● **Request**: Go through the material below and copy all lines with "الواحدي".

● **Records for processing**:
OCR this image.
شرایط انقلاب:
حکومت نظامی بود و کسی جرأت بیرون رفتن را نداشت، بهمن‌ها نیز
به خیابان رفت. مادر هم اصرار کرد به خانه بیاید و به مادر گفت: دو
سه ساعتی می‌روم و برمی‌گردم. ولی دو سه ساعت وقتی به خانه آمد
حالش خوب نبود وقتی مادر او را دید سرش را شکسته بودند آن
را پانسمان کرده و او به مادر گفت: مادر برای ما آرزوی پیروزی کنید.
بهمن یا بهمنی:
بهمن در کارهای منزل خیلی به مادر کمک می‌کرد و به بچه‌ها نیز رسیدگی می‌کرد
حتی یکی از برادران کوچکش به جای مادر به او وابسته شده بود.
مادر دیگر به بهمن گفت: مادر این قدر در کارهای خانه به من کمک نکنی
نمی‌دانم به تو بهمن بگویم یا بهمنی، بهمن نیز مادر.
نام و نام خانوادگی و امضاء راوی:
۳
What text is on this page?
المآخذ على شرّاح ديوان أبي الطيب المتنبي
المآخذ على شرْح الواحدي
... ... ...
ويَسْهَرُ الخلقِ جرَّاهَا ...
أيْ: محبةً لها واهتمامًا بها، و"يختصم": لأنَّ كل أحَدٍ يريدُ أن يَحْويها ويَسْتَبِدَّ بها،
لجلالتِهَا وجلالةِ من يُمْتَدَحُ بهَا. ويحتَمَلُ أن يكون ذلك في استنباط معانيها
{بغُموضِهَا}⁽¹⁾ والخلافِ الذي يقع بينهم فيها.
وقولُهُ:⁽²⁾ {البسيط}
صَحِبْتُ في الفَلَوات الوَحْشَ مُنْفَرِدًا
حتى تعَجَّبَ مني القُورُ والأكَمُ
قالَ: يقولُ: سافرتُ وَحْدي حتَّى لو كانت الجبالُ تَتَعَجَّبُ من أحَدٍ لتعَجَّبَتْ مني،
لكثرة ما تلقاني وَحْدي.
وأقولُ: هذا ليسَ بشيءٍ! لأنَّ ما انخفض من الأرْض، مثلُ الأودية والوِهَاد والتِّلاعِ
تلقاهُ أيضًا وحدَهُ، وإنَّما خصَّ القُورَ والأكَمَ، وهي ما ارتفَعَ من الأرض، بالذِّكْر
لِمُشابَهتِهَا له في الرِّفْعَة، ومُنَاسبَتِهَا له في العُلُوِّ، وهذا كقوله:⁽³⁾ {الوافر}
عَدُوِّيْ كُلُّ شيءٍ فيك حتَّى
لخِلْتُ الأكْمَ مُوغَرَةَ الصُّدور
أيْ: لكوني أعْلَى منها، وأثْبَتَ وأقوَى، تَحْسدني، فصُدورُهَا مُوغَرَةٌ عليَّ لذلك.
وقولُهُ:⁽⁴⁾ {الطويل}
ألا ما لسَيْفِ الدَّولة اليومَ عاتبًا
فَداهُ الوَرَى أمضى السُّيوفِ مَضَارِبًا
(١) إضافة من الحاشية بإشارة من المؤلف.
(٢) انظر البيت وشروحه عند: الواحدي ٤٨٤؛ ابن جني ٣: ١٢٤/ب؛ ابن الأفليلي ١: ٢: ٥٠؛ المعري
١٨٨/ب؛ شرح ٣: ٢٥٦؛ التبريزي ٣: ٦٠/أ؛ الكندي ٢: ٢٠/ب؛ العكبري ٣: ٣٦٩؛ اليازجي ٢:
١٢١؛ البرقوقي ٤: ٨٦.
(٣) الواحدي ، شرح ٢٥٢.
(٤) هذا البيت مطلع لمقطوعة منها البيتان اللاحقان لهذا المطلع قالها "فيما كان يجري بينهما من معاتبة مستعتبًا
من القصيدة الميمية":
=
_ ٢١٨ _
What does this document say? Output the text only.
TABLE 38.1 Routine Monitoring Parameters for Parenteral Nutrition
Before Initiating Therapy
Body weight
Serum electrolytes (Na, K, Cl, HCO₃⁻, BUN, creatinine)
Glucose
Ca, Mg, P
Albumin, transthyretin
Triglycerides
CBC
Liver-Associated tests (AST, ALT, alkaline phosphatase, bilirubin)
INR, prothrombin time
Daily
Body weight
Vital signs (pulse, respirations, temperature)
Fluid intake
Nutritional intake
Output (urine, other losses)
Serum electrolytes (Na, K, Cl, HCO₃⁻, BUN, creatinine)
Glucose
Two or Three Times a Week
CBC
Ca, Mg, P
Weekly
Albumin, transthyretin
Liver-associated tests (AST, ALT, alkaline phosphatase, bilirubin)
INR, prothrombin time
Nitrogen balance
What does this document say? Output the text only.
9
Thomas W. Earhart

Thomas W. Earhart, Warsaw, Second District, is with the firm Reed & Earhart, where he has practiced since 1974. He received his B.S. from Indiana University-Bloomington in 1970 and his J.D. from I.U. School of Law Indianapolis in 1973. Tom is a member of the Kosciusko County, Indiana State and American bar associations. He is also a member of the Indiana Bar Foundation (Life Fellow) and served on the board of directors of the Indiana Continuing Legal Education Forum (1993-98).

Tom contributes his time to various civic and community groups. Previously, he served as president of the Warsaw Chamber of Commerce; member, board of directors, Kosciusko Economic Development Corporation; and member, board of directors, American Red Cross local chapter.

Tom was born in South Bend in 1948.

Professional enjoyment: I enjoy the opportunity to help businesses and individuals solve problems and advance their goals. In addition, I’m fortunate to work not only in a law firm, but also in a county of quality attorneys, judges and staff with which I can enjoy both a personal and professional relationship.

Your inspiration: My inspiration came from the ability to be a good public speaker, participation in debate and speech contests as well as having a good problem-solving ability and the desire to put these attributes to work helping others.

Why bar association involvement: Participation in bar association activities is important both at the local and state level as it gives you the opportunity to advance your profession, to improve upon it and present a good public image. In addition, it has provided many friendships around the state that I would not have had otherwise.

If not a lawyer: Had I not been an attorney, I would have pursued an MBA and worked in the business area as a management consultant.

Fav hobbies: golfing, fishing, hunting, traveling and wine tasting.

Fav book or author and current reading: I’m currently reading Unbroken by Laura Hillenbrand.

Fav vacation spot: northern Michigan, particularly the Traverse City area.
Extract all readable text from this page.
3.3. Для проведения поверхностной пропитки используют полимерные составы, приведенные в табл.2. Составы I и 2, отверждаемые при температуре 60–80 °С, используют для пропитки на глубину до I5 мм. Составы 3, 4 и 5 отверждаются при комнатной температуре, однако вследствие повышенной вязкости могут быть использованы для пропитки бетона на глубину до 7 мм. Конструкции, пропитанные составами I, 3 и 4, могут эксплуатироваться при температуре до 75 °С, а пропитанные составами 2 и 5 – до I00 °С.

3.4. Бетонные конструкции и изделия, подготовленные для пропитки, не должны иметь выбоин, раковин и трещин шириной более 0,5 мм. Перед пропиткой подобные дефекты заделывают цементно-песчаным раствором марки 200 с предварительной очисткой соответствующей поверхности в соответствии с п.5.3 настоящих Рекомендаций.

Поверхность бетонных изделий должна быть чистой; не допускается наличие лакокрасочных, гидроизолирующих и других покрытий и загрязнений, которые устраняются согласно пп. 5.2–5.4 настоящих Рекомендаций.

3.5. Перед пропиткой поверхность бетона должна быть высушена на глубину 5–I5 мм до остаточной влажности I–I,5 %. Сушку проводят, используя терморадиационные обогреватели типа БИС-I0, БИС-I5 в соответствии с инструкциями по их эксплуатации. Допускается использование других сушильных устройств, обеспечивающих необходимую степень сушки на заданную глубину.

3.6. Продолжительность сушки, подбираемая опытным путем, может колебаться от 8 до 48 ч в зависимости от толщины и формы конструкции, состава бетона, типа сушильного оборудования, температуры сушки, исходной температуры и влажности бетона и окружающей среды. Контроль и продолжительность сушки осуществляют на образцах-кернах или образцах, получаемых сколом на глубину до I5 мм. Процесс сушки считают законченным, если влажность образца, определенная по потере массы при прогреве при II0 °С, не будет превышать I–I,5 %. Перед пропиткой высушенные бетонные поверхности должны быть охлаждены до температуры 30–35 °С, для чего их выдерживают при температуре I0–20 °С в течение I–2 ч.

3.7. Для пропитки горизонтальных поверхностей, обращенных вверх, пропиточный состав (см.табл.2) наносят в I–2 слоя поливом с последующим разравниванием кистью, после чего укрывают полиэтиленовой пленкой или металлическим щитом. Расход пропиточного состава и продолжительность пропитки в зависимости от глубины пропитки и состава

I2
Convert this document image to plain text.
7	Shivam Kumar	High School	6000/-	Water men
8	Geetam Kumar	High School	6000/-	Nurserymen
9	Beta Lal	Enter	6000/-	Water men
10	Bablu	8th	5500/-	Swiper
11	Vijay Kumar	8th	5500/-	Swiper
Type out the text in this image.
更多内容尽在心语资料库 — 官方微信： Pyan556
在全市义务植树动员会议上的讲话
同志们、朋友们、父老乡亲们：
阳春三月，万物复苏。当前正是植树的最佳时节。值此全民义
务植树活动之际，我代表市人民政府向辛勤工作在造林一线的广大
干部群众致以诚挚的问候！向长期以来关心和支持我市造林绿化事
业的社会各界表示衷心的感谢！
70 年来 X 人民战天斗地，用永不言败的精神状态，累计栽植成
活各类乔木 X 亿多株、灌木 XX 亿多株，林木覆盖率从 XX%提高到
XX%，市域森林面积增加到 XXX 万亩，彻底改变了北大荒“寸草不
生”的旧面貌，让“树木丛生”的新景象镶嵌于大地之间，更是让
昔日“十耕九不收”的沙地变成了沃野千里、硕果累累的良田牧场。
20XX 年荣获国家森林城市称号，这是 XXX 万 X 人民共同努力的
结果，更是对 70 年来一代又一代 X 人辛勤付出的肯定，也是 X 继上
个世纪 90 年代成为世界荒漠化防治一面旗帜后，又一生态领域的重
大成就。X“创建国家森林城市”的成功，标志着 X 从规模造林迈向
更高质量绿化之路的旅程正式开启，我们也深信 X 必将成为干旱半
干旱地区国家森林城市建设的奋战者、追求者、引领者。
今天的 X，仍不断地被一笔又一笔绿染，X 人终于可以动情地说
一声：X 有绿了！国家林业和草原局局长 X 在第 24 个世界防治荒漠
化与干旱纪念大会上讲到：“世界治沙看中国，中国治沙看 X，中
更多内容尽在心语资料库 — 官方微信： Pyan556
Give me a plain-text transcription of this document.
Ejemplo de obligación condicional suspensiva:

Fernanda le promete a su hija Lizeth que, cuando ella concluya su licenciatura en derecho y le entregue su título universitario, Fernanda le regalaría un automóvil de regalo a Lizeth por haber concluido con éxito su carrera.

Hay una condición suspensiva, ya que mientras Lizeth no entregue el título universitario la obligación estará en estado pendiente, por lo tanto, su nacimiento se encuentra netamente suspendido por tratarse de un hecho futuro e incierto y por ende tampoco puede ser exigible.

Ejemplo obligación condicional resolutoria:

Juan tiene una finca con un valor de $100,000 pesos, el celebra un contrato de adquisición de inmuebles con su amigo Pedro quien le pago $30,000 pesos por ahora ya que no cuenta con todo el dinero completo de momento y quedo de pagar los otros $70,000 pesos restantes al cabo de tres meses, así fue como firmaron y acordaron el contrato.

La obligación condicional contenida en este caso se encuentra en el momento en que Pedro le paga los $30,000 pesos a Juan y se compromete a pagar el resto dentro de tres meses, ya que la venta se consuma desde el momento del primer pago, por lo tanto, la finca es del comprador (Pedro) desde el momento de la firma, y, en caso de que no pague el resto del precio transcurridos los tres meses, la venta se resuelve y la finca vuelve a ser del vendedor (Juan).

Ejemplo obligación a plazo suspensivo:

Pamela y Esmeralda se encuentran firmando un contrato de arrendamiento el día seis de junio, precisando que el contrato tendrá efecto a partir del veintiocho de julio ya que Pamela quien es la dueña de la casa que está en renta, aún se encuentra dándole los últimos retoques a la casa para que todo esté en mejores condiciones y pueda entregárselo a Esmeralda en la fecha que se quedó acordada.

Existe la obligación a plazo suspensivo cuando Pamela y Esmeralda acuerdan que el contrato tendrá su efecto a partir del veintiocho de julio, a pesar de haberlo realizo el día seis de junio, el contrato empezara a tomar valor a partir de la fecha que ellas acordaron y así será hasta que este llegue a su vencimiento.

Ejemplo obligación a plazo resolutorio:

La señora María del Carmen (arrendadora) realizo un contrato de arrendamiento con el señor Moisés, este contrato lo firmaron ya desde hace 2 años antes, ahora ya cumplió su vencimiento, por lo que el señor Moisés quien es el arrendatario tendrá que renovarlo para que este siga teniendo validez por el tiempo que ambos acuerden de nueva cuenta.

● **Solution for this task**:
المآخذ على شرْح الواحدي
(٢) انظر البيت وشروحه عند: الواحدي ٤٨٤؛ ابن جني ٣: ١٢٤/ب؛ ابن الأفليلي ١: ٢: ٥٠؛ المعري
(٣) الواحدي ، شرح ٢٥٢.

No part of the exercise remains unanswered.